WRITTEN INSTRUCTION
Output every entry exactly as given.

RECORDS TO USE

# # # # #

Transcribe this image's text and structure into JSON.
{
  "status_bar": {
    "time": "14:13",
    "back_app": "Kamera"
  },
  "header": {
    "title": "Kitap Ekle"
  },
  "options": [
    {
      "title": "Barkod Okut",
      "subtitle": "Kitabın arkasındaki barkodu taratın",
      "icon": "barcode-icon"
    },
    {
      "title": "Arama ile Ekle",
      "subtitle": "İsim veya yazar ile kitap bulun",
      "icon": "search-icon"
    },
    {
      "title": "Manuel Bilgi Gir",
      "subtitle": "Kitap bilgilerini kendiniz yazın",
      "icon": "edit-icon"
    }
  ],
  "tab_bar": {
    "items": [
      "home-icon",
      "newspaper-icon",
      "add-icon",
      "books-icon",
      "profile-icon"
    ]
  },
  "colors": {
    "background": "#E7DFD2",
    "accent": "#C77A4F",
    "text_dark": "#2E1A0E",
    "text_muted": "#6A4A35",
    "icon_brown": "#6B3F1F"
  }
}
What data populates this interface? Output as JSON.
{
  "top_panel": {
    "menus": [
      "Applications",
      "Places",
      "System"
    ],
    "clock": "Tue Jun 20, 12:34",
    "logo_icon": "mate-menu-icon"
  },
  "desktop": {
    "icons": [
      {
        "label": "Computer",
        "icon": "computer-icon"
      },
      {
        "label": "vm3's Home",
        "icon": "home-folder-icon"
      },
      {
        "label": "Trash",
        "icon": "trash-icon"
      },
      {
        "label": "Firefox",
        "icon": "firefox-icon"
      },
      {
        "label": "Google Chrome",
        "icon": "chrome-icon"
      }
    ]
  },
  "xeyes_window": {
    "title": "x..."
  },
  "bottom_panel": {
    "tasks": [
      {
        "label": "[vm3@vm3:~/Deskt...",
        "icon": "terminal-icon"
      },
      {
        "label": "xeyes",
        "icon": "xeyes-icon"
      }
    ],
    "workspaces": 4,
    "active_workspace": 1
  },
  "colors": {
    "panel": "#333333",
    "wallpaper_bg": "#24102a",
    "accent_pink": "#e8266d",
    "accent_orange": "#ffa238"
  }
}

# # # # #

COMPLETED TASK
Transcribe this image's text and structure into JSON.
{
  "status_bar": {
    "time": "14:13",
    "back_app": "Kamera"
  },
  "header": {
    "title": "Kitap Ekle"
  },
  "options": [
    {
      "title": "Barkod Okut",
      "subtitle": "Kitabın arkasındaki barkodu taratın",
      "icon": "barcode-icon"
    },
    {
      "title": "Arama ile Ekle",
      "subtitle": "İsim veya yazar ile kitap bulun",
      "icon": "search-icon"
    },
    {
      "title": "Manuel Bilgi Gir",
      "subtitle": "Kitap bilgilerini kendiniz yazın",
      "icon": "edit-icon"
    }
  ],
  "tab_bar": {
    "items": [
      "home-icon",
      "newspaper-icon",
      "add-icon",
      "books-icon",
      "profile-icon"
    ]
  },
  "colors": {
    "background": "#E7DFD2",
    "accent": "#C77A4F",
    "text_dark": "#2E1A0E",
    "text_muted": "#6A4A35",
    "icon_brown": "#6B3F1F"
  }
}
What data populates this interface? Output as JSON.
{
  "top_panel": {
    "menus": [
      "Applications",
      "Places",
      "System"
    ],
    "clock": "Tue Jun 20, 12:34",
    "logo_icon": "mate-menu-icon"
  },
  "desktop": {
    "icons": [
      {
        "label": "Computer",
        "icon": "computer-icon"
      },
      {
        "label": "vm3's Home",
        "icon": "home-folder-icon"
      },
      {
        "label": "Trash",
        "icon": "trash-icon"
      },
      {
        "label": "Firefox",
        "icon": "firefox-icon"
      },
      {
        "label": "Google Chrome",
        "icon": "chrome-icon"
      }
    ]
  },
  "xeyes_window": {
    "title": "x..."
  },
  "bottom_panel": {
    "tasks": [
      {
        "label": "[vm3@vm3:~/Deskt...",
        "icon": "terminal-icon"
      },
      {
        "label": "xeyes",
        "icon": "xeyes-icon"
      }
    ],
    "workspaces": 4,
    "active_workspace": 1
  },
  "colors": {
    "panel": "#333333",
    "wallpaper_bg": "#24102a",
    "accent_pink": "#e8266d",
    "accent_orange": "#ffa238"
  }
}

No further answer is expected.